(Source passage)

Mankind has always depended on Nature, turning to the natural world for sustenance, medicine and wisdom. Even in today’s modern world where there is the illusion of human autonomy; without the delicate balance of our ecosystem we are doomed. Ancient man, wanting to understand Nature’s mysteries, was in awe and fear of the world he lived in. One wrong turn and he would be lost in the wilderness. The wrong step would lead him to becoming the prey of a fierce predator. A hand full of the wrong berries would spell his end. The natural world became detrimental to mankind as soon as we no longer viewed ourselves as a part of it. For millennia man lived alongside the rest of the animal kingdom. We have spent most of human history trying to subdue, master and exploit Nature. Taking what she has to offer and using it to benefit ourselves without thinking of the world around us. We created cities and walls of steel and glass to feign our superiority, knowing that if the playing field were equal, we would be overcome by our weakness.
The wise remember that we are still part of Nature. They know that we are here as caretakers, partners and that through human ingenuity and spirit, we can work together to create a paradise. Plants and fungi were some of the first organisms to populate the Earth, covering the land with primordial forests. There are trees that have lived since the beginning of human civilization. Forests that have seen the rise and fall of empires, are cut down to make room for a growing population. Animistic cultures believe that plants and all things have a spirit. Whether spiritual or genetic, the consciousness that plants have accumulated is spread across the land, remembering a time before human intrusion. Trees, plants and fungi are the wise stewards of the Earth, silently watching, interacting with the animal and mineral kingdoms. Plants communicate in their own way via unseen subterranean networks that we are only just beginning to understand.

(End Source passage)
(Dataset content)

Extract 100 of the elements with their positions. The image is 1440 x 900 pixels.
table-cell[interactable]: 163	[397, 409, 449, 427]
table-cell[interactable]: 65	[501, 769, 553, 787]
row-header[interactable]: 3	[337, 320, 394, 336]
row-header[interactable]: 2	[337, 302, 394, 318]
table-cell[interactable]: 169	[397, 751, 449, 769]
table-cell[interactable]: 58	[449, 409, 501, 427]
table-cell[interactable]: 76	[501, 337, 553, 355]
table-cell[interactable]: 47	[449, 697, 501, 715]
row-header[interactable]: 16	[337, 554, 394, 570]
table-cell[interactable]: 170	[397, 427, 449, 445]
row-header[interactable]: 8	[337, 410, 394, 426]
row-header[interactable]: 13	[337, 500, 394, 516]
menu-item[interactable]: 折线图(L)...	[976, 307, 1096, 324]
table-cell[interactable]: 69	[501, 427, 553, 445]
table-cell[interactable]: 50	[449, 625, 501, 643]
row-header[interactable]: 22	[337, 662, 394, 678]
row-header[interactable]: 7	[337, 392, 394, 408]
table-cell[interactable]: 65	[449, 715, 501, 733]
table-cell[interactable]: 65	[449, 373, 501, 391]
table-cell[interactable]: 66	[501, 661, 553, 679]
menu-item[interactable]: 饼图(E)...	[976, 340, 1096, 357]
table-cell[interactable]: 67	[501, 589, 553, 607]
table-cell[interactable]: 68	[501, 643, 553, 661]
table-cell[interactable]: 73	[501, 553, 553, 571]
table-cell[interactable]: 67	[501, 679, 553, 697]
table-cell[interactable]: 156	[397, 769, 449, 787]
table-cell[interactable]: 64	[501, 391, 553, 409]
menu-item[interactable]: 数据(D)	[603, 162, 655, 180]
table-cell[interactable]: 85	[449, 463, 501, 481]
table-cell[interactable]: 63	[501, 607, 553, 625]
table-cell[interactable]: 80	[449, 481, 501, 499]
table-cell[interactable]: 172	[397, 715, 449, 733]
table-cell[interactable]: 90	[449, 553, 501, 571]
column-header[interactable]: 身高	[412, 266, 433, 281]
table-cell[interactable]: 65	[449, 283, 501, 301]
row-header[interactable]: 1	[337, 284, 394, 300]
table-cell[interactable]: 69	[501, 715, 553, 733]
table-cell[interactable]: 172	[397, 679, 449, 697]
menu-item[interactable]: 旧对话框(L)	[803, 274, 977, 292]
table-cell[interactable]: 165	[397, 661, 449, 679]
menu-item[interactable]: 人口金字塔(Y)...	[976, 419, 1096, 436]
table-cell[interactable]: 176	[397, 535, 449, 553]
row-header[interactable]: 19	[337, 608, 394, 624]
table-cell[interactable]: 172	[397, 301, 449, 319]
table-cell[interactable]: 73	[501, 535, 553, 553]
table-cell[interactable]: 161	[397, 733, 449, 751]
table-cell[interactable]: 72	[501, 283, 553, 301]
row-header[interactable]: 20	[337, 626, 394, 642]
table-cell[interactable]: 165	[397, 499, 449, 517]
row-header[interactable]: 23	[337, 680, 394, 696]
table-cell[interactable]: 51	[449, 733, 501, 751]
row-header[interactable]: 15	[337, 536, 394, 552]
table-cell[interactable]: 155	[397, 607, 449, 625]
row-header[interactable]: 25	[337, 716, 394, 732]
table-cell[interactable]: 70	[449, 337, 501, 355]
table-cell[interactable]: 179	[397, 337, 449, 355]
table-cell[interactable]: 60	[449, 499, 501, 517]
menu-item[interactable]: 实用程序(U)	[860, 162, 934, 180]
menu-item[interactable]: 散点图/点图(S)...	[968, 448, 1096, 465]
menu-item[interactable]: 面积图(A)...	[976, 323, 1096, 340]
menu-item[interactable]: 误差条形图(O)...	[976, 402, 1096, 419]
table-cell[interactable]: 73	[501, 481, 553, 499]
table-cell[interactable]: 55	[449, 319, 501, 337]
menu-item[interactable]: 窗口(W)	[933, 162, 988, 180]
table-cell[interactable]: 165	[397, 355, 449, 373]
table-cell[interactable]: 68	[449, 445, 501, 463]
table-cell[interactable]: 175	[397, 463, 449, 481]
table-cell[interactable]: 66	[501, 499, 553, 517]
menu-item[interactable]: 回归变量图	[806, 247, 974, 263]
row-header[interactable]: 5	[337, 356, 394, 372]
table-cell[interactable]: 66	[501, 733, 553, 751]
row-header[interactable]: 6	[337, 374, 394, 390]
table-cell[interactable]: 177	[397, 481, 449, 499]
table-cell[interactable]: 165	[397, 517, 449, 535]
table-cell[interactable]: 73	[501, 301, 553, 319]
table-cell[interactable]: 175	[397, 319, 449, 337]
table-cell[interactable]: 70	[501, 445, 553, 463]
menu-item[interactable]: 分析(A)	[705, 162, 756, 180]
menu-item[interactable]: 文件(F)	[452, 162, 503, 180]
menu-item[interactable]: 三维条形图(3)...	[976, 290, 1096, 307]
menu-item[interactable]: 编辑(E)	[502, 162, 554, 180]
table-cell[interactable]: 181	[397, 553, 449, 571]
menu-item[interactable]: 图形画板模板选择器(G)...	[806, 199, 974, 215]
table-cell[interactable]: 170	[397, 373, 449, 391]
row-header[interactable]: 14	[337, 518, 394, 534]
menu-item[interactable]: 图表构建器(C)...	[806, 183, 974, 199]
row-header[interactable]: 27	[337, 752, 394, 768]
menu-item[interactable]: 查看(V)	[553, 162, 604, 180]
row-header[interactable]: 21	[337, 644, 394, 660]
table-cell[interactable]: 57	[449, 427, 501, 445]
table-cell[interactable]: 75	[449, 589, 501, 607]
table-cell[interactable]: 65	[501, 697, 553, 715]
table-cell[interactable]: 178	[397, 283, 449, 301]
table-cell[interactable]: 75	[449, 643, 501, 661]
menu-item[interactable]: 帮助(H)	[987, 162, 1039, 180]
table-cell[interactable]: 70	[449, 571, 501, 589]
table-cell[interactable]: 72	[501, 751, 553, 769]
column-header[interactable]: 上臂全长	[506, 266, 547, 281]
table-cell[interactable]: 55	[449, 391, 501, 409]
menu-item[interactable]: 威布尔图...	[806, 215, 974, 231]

(End Dataset content)

What you should do: Retype the entire passage on humanity's relationship with Nature word for word.

Answer to this task:
Mankind has always depended on Nature, turning to the natural world for sustenance, medicine and wisdom. Even in today’s modern world where there is the illusion of human autonomy; without the delicate balance of our ecosystem we are doomed. Ancient man, wanting to understand Nature’s mysteries, was in awe and fear of the world he lived in. One wrong turn and he would be lost in the wilderness. The wrong step would lead him to becoming the prey of a fierce predator. A hand full of the wrong berries would spell his end. The natural world became detrimental to mankind as soon as we no longer viewed ourselves as a part of it. For millennia man lived alongside the rest of the animal kingdom. We have spent most of human history trying to subdue, master and exploit Nature. Taking what she has to offer and using it to benefit ourselves without thinking of the world around us. We created cities and walls of steel and glass to feign our superiority, knowing that if the playing field were equal, we would be overcome by our weakness.
The wise remember that we are still part of Nature. They know that we are here as caretakers, partners and that through human ingenuity and spirit, we can work together to create a paradise. Plants and fungi were some of the first organisms to populate the Earth, covering the land with primordial forests. There are trees that have lived since the beginning of human civilization. Forests that have seen the rise and fall of empires, are cut down to make room for a growing population. Animistic cultures believe that plants and all things have a spirit. Whether spiritual or genetic, the consciousness that plants have accumulated is spread across the land, remembering a time before human intrusion. Trees, plants and fungi are the wise stewards of the Earth, silently watching, interacting with the animal and mineral kingdoms. Plants communicate in their own way via unseen subterranean networks that we are only just beginning to understand.